      Having said that, I don’t see why my objective to pay in the German healthcare system (as well) while living abroad (and at the same time not using it) means “contributing less” for the society. Can you explain that please? Maybe I didn’t get your question…

      You wrote: “The health insurance at the cheapest – you buy only an option for your personal worst case – again on the cost of all.” Can you explain please why our “insuring the worst case” plan (and paying everything else from our pockets) is on the cost of all?

      The pension system: I think it’s unfair, intransparent and inefficient. In many cases it encourages people not to pay in it and benefit from it. Also, the state pension system motivates people not to think about their long term finances. I don’t see why should I feel guilty not paying in it. Really don’t. But feel free to explain your points! I do want to have these sort of conversations.

Data entries:
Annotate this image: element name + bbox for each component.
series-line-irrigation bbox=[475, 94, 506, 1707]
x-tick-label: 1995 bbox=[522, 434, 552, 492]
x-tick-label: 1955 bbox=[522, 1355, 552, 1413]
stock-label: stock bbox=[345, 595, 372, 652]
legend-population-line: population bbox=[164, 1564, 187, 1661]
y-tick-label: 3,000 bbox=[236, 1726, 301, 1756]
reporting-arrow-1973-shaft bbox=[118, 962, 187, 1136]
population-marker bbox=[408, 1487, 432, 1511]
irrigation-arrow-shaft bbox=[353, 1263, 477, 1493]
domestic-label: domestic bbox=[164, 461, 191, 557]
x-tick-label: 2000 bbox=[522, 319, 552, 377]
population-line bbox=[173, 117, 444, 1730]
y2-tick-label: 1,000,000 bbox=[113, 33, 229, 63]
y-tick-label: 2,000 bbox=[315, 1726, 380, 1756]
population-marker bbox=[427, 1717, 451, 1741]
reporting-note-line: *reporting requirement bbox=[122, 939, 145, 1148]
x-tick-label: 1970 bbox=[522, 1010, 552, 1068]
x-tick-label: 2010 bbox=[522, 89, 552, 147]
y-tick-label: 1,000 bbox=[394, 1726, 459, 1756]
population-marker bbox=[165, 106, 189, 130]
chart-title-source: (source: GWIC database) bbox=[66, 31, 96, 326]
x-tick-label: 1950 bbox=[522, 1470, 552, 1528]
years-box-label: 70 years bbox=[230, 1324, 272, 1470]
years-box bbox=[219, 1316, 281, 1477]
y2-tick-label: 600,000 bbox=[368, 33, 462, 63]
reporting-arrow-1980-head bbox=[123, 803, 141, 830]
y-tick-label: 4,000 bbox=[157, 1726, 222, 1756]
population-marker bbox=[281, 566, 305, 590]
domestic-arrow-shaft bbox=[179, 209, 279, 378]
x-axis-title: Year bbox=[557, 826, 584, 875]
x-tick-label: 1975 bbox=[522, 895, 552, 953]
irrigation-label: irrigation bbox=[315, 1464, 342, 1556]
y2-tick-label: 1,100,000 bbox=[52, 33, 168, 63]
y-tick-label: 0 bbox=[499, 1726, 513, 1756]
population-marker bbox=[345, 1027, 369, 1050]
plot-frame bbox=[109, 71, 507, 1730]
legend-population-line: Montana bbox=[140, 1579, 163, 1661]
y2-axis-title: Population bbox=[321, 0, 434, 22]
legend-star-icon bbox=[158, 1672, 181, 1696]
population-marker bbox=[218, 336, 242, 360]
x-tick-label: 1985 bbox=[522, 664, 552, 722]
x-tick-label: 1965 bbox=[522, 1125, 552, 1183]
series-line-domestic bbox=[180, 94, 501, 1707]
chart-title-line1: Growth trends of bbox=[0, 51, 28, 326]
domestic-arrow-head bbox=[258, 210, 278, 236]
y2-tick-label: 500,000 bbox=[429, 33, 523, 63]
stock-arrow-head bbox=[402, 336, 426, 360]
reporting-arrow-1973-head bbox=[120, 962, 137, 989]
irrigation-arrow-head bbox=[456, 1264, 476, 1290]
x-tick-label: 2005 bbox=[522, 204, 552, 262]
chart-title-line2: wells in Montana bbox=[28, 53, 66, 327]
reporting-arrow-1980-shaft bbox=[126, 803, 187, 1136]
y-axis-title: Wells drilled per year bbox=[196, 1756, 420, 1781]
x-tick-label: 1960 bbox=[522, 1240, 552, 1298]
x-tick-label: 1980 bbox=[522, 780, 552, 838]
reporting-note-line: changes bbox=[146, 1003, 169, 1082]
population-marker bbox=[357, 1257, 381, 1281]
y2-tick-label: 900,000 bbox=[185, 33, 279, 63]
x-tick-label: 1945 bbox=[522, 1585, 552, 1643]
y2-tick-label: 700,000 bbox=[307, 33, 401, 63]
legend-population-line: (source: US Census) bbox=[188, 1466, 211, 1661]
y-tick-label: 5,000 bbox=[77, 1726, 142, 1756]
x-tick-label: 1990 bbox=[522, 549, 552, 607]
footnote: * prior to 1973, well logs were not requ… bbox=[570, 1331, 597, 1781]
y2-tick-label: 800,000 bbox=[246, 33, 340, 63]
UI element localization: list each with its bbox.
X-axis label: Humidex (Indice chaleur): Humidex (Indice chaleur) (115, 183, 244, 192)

What you are asked to do. From the comment above on German health insurance and pensions, extract the passage from "The pension system: I" up to and including "sort of conversations.".

Exercise answer.
The pension system: I think it’s unfair, intransparent and inefficient. In many cases it encourages people not to pay in it and benefit from it. Also, the state pension system motivates people not to think about their long term finances. I don’t see why should I feel guilty not paying in it. Really don’t. But feel free to explain your points! I do want to have these sort of conversations.